*WORK TO COMPLETE*: Reproduce the entries in full, with no changes.

*DATA FOR THIS TASK*:
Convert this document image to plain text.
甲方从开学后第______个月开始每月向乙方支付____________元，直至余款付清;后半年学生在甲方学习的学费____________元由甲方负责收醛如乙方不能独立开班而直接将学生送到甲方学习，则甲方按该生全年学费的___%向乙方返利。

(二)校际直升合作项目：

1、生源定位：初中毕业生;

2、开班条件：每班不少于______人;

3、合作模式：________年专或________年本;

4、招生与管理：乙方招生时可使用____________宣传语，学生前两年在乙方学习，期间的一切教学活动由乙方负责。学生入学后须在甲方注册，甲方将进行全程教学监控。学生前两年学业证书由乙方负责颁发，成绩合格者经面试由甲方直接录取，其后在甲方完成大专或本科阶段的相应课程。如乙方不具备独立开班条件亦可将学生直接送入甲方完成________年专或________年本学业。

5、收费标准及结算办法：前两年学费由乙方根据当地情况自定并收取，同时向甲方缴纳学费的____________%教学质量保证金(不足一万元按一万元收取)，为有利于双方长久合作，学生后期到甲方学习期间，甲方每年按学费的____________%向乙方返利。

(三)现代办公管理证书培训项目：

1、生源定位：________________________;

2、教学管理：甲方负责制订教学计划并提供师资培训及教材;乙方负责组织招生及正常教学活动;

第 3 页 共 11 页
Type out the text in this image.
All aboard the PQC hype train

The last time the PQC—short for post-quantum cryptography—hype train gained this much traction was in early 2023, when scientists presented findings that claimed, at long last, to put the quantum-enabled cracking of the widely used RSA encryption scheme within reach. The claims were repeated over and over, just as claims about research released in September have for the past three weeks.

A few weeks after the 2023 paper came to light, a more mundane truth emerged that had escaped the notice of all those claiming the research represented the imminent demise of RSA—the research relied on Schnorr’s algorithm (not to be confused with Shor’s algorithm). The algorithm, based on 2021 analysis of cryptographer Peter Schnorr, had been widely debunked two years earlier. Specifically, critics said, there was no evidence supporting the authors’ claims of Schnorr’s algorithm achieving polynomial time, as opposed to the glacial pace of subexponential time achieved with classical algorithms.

*REPLY TO THE TASK*:
Convert this document image to plain text.
甲方从开学后第______个月开始每月向乙方支付____________元，直至余款付清;后半年学生在甲方学习的学费____________元由甲方负责收醛如乙方不能独立开班而直接将学生送到甲方学习，则甲方按该生全年学费的___%向乙方返利。

(二)校际直升合作项目：

1、生源定位：初中毕业生;

2、开班条件：每班不少于______人;

3、合作模式：________年专或________年本;

4、招生与管理：乙方招生时可使用____________宣传语，学生前两年在乙方学习，期间的一切教学活动由乙方负责。学生入学后须在甲方注册，甲方将进行全程教学监控。学生前两年学业证书由乙方负责颁发，成绩合格者经面试由甲方直接录取，其后在甲方完成大专或本科阶段的相应课程。如乙方不具备独立开班条件亦可将学生直接送入甲方完成________年专或________年本学业。

5、收费标准及结算办法：前两年学费由乙方根据当地情况自定并收取，同时向甲方缴纳学费的____________%教学质量保证金(不足一万元按一万元收取)，为有利于双方长久合作，学生后期到甲方学习期间，甲方每年按学费的____________%向乙方返利。

(三)现代办公管理证书培训项目：

1、生源定位：________________________;

2、教学管理：甲方负责制订教学计划并提供师资培训及教材;乙方负责组织招生及正常教学活动;

第 3 页 共 11 页
Type out the text in this image.
All aboard the PQC hype train

The last time the PQC—short for post-quantum cryptography—hype train gained this much traction was in early 2023, when scientists presented findings that claimed, at long last, to put the quantum-enabled cracking of the widely used RSA encryption scheme within reach. The claims were repeated over and over, just as claims about research released in September have for the past three weeks.

A few weeks after the 2023 paper came to light, a more mundane truth emerged that had escaped the notice of all those claiming the research represented the imminent demise of RSA—the research relied on Schnorr’s algorithm (not to be confused with Shor’s algorithm). The algorithm, based on 2021 analysis of cryptographer Peter Schnorr, had been widely debunked two years earlier. Specifically, critics said, there was no evidence supporting the authors’ claims of Schnorr’s algorithm achieving polynomial time, as opposed to the glacial pace of subexponential time achieved with classical algorithms.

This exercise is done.